> EXERCISE
Write out the records below word for word, please.

Recorded data:
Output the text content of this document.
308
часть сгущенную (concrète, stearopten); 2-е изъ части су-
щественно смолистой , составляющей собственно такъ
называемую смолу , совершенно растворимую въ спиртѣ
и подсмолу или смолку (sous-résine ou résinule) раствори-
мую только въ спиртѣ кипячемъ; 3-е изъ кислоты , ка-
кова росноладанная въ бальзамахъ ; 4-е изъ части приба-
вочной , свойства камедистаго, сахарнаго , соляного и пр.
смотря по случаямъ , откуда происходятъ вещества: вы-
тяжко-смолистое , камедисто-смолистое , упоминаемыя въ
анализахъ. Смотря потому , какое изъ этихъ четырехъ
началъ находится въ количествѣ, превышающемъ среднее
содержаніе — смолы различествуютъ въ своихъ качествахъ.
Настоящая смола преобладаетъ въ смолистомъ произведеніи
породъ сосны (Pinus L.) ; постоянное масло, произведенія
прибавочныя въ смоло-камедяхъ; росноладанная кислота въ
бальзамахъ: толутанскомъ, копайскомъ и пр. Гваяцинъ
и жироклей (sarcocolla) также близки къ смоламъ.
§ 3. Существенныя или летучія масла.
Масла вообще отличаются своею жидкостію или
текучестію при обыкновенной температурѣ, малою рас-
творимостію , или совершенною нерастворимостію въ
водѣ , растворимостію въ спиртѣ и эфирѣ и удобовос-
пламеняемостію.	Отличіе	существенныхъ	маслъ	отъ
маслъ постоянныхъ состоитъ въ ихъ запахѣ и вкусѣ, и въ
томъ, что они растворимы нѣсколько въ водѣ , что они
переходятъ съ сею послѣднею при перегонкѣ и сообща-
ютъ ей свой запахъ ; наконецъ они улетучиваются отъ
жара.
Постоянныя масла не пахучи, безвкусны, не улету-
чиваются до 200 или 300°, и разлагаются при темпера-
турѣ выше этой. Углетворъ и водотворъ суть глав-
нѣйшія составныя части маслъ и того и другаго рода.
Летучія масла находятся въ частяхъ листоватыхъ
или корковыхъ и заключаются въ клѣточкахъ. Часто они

> ANSWER TO THE EXERCISE
Output the text content of this document.
308
часть сгущенную (concrète, stearopten); 2-е изъ части су-
щественно смолистой , составляющей собственно такъ
называемую смолу , совершенно растворимую въ спиртѣ
и подсмолу или смолку (sous-résine ou résinule) раствори-
мую только въ спиртѣ кипячемъ; 3-е изъ кислоты , ка-
кова росноладанная въ бальзамахъ ; 4-е изъ части приба-
вочной , свойства камедистаго, сахарнаго , соляного и пр.
смотря по случаямъ , откуда происходятъ вещества: вы-
тяжко-смолистое , камедисто-смолистое , упоминаемыя въ
анализахъ. Смотря потому , какое изъ этихъ четырехъ
началъ находится въ количествѣ, превышающемъ среднее
содержаніе — смолы различествуютъ въ своихъ качествахъ.
Настоящая смола преобладаетъ въ смолистомъ произведеніи
породъ сосны (Pinus L.) ; постоянное масло, произведенія
прибавочныя въ смоло-камедяхъ; росноладанная кислота въ
бальзамахъ: толутанскомъ, копайскомъ и пр. Гваяцинъ
и жироклей (sarcocolla) также близки къ смоламъ.
§ 3. Существенныя или летучія масла.
Масла вообще отличаются своею жидкостію или
текучестію при обыкновенной температурѣ, малою рас-
творимостію , или совершенною нерастворимостію въ
водѣ , растворимостію въ спиртѣ и эфирѣ и удобовос-
пламеняемостію.	Отличіе	существенныхъ	маслъ	отъ
маслъ постоянныхъ состоитъ въ ихъ запахѣ и вкусѣ, и въ
томъ, что они растворимы нѣсколько въ водѣ , что они
переходятъ съ сею послѣднею при перегонкѣ и сообща-
ютъ ей свой запахъ ; наконецъ они улетучиваются отъ
жара.
Постоянныя масла не пахучи, безвкусны, не улету-
чиваются до 200 или 300°, и разлагаются при темпера-
турѣ выше этой. Углетворъ и водотворъ суть глав-
нѣйшія составныя части маслъ и того и другаго рода.
Летучія масла находятся въ частяхъ листоватыхъ
или корковыхъ и заключаются въ клѣточкахъ. Часто они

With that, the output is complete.